* WHAT THE TASK REQUIRES *
All lines holding the string "JSON" are to be shown.

------------

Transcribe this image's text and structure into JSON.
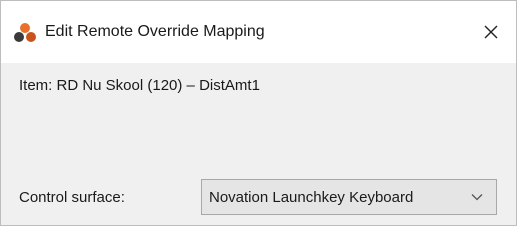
{
  "window": {
    "title": "Edit Remote Override Mapping",
    "icon": "app-logo-icon",
    "close_icon": "close-icon"
  },
  "content": {
    "item_text": "Item: RD Nu Skool (120) – DistAmt1",
    "control_surface_label": "Control surface:",
    "control_surface_value": "Novation Launchkey Keyboard"
  },
  "colors": {
    "logo_orange": "#e8702a",
    "logo_dark": "#3a3a3a",
    "dialog_bg": "#f0f0f0",
    "titlebar_bg": "#ffffff"
  }
}
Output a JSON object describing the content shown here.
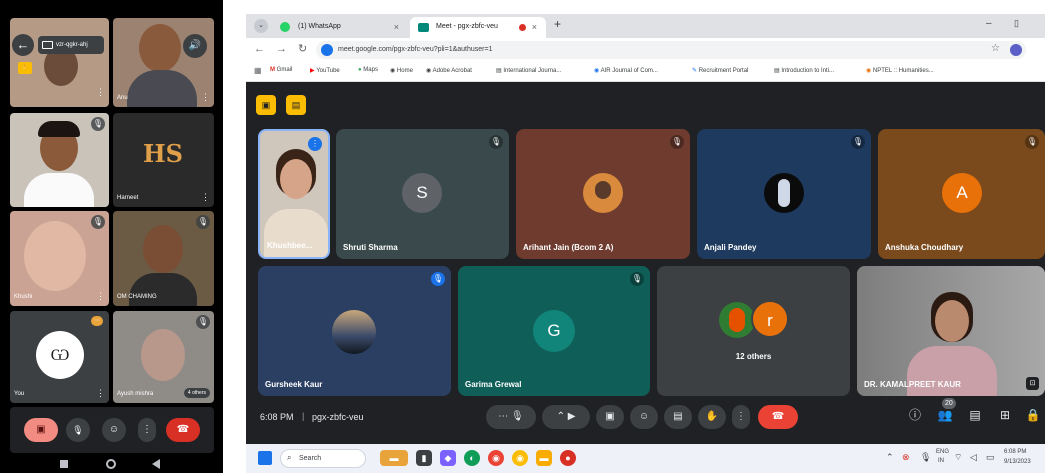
{
  "phone": {
    "meeting_code": "vzr-qgkr-ahj",
    "tiles": [
      {
        "name": ""
      },
      {
        "name": "Anu"
      },
      {
        "name": ""
      },
      {
        "name": "Harneet",
        "initials": "HS"
      },
      {
        "name": "Khushi"
      },
      {
        "name": "OM CHAMING"
      },
      {
        "name": "You"
      },
      {
        "name": "Ayush mishra",
        "others": "4 others"
      }
    ],
    "controls": [
      "video-off",
      "mic",
      "emoji",
      "more",
      "hang-up"
    ],
    "nav": [
      "back",
      "home",
      "recents"
    ]
  },
  "browser": {
    "tabs": [
      {
        "title": "(1) WhatsApp",
        "active": false
      },
      {
        "title": "Meet - pgx-zbfc-veu",
        "active": true
      }
    ],
    "new_tab": "+",
    "window_min": "–",
    "window_restore": "▯",
    "url": "meet.google.com/pgx-zbfc-veu?pli=1&authuser=1",
    "bookmarks": [
      "Gmail",
      "YouTube",
      "Maps",
      "Home",
      "Adobe Acrobat",
      "International Journa...",
      "AIR Journal of Com...",
      "Recruitment Portal",
      "Introduction to Inti...",
      "NPTEL :: Humanities..."
    ]
  },
  "meet": {
    "participants": [
      {
        "name": "Khushbee...",
        "type": "video"
      },
      {
        "name": "Shruti Sharma",
        "initial": "S",
        "avatar_color": "#5f6368",
        "bg": "#3a4a4c"
      },
      {
        "name": "Arihant Jain (Bcom 2 A)",
        "type": "photo",
        "bg": "#6e3b2e"
      },
      {
        "name": "Anjali Pandey",
        "type": "photo",
        "bg": "#1e3a5f"
      },
      {
        "name": "Anshuka Choudhary",
        "initial": "A",
        "avatar_color": "#e8710a",
        "bg": "#7a4a1c"
      },
      {
        "name": "Gursheek Kaur",
        "type": "photo",
        "bg": "#2b3f63"
      },
      {
        "name": "Garima Grewal",
        "initial": "G",
        "avatar_color": "#12857b",
        "bg": "#0f5e58"
      },
      {
        "name": "12 others",
        "initial": "r",
        "avatar_color": "#e8710a",
        "bg": "#3c4043"
      },
      {
        "name": "DR. KAMALPREET KAUR",
        "type": "video",
        "bg": "#8a8a8a"
      }
    ],
    "time": "6:08 PM",
    "meeting_code": "pgx-zbfc-veu",
    "people_count": "20"
  },
  "taskbar": {
    "search": "Search",
    "lang": "ENG",
    "region": "IN",
    "clock_time": "6:08 PM",
    "clock_date": "9/13/2023"
  }
}
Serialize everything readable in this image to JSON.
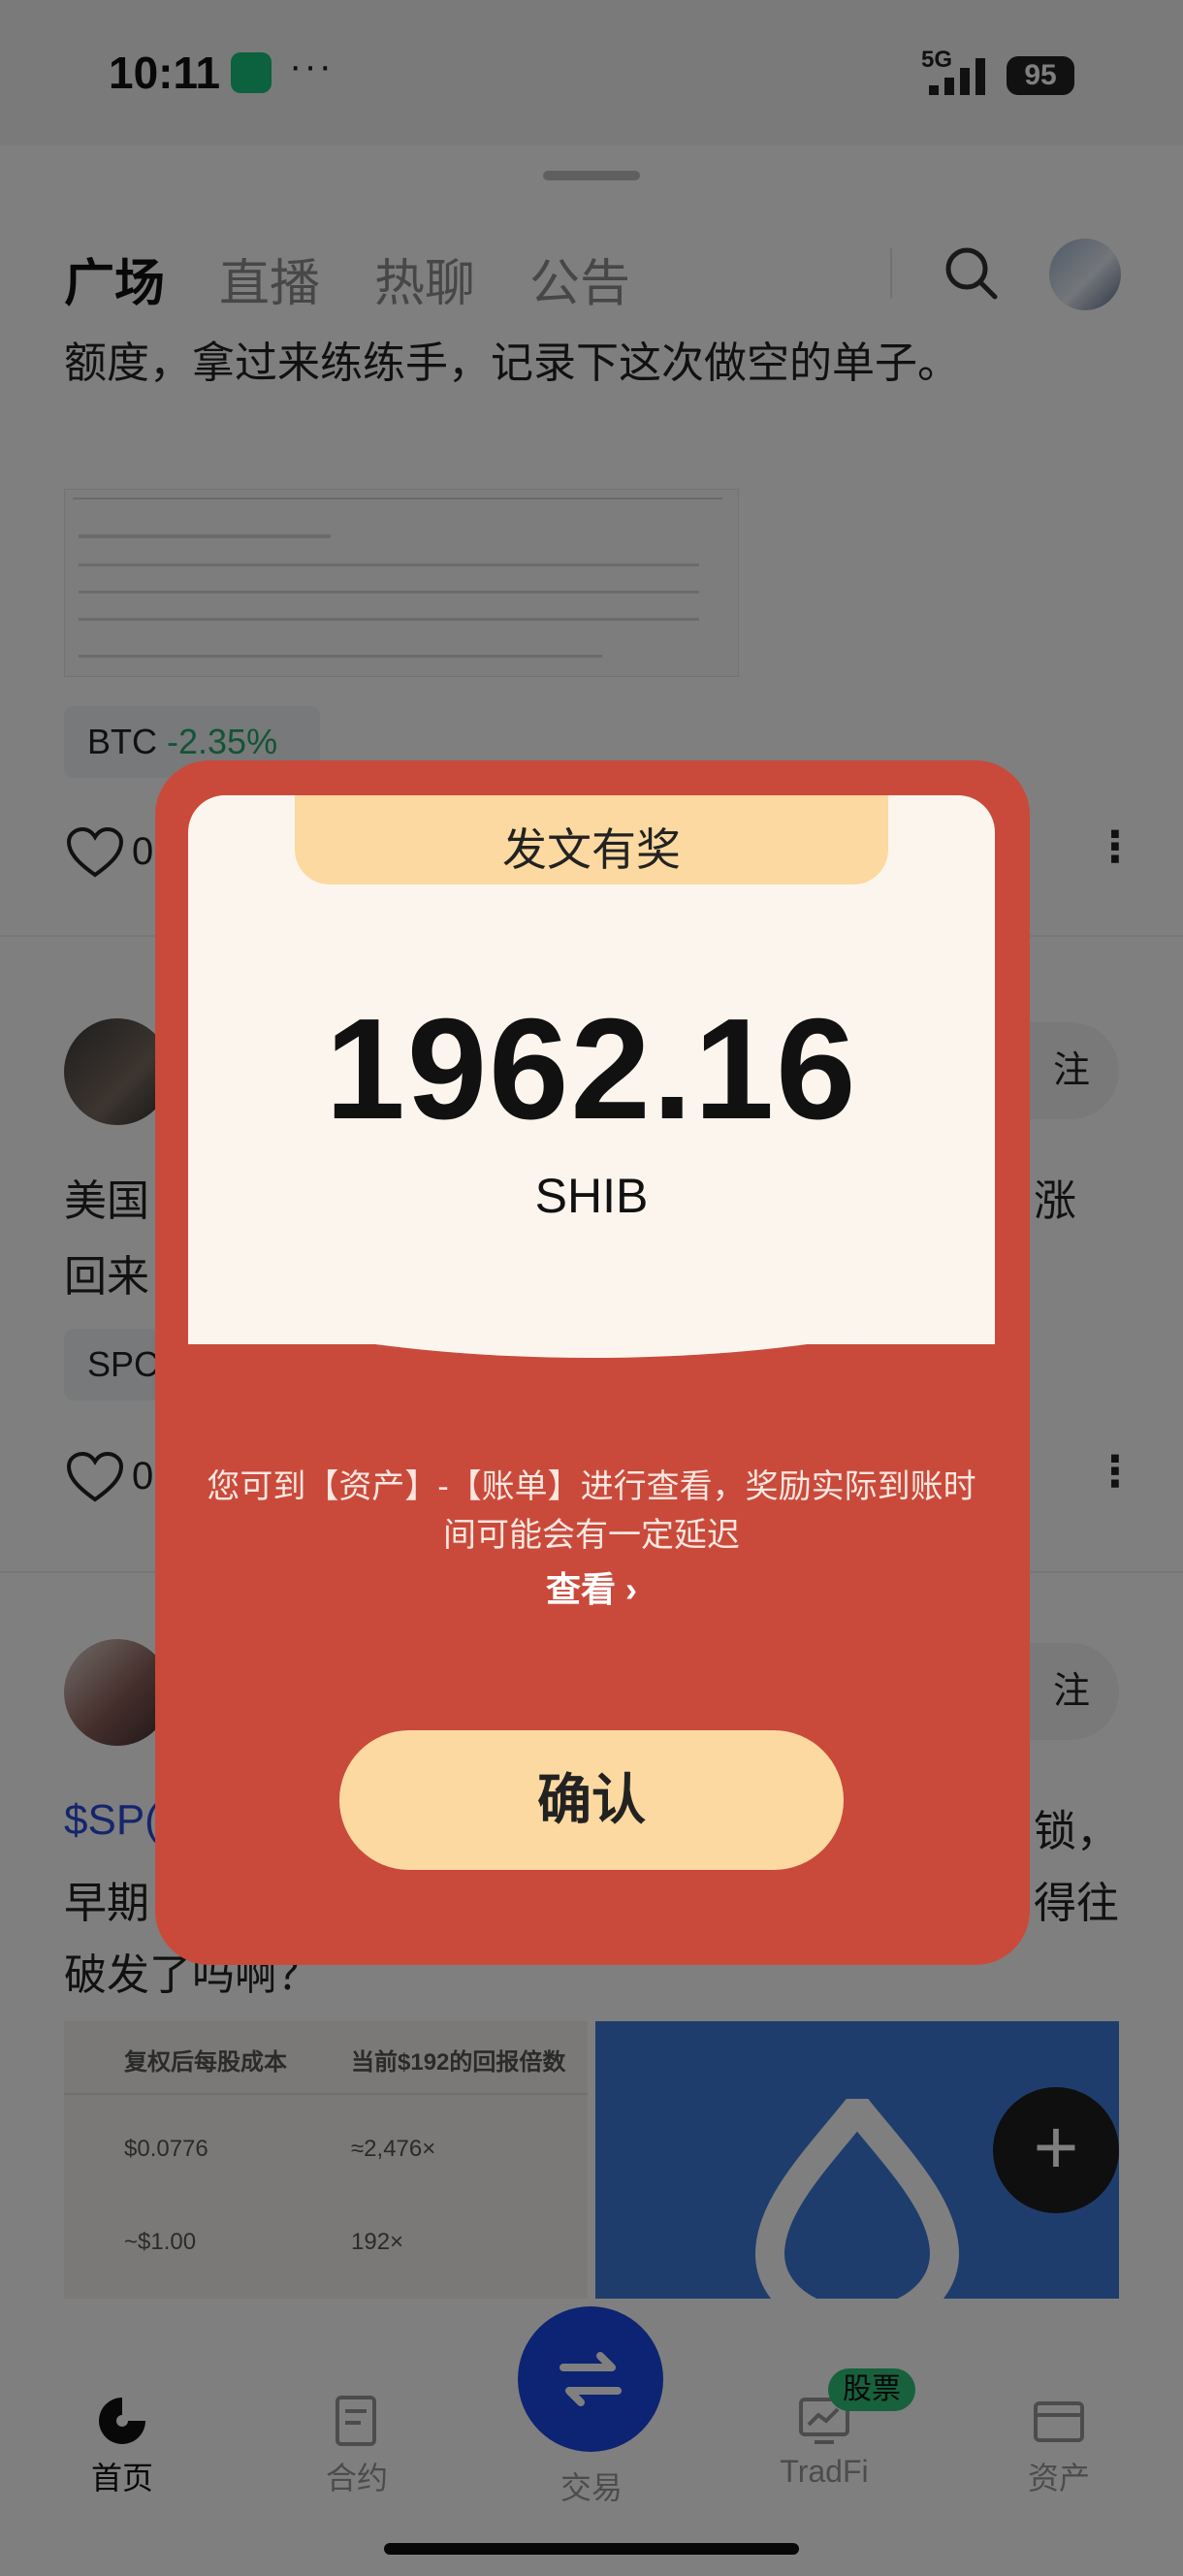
{
  "status_bar": {
    "time": "10:11",
    "dots": "···",
    "network": "5G",
    "battery": "95"
  },
  "tabs": [
    "广场",
    "直播",
    "热聊",
    "公告"
  ],
  "posts": {
    "p1": {
      "text": "额度，拿过来练练手，记录下这次做空的单子。",
      "tag_symbol": "BTC",
      "tag_change": "-2.35%",
      "likes": "0"
    },
    "p2": {
      "text_left_line1": "美国",
      "text_right_line1": "涨",
      "text_left_line2": "回来",
      "tag_symbol": "SPC",
      "likes": "0",
      "follow": "注"
    },
    "p3": {
      "text_link": "$SP(",
      "text_right_line1": "锁，",
      "text_left_line2": "早期",
      "text_right_line2": "得往",
      "text_line3": "破发了吗啊？",
      "follow": "注"
    }
  },
  "table_image": {
    "headers": [
      "复权后每股成本",
      "当前$192的回报倍数"
    ],
    "rows": [
      [
        "$0.0776",
        "≈2,476×"
      ],
      [
        "~$1.00",
        "192×"
      ]
    ]
  },
  "fab": "+",
  "bottom_nav": {
    "items": [
      {
        "label": "首页",
        "active": true
      },
      {
        "label": "合约"
      },
      {
        "label": "交易"
      },
      {
        "label": "TradFi"
      },
      {
        "label": "资产"
      }
    ],
    "badge": "股票"
  },
  "reward_modal": {
    "title": "发文有奖",
    "amount": "1962.16",
    "currency": "SHIB",
    "note": "您可到【资产】-【账单】进行查看，奖励实际到账时间可能会有一定延迟",
    "view_link": "查看",
    "confirm": "确认"
  },
  "colors": {
    "modal_red": "#c94a3b",
    "banner_gold": "#fcd9a0",
    "positive_green": "#27a86d",
    "trade_blue": "#1a47e6"
  }
}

------------

* FULL ANSWER *
Transcribe this image's text and structure into JSON.
Output a JSON object describing the content shown here.
Serialize everything readable in this image to JSON.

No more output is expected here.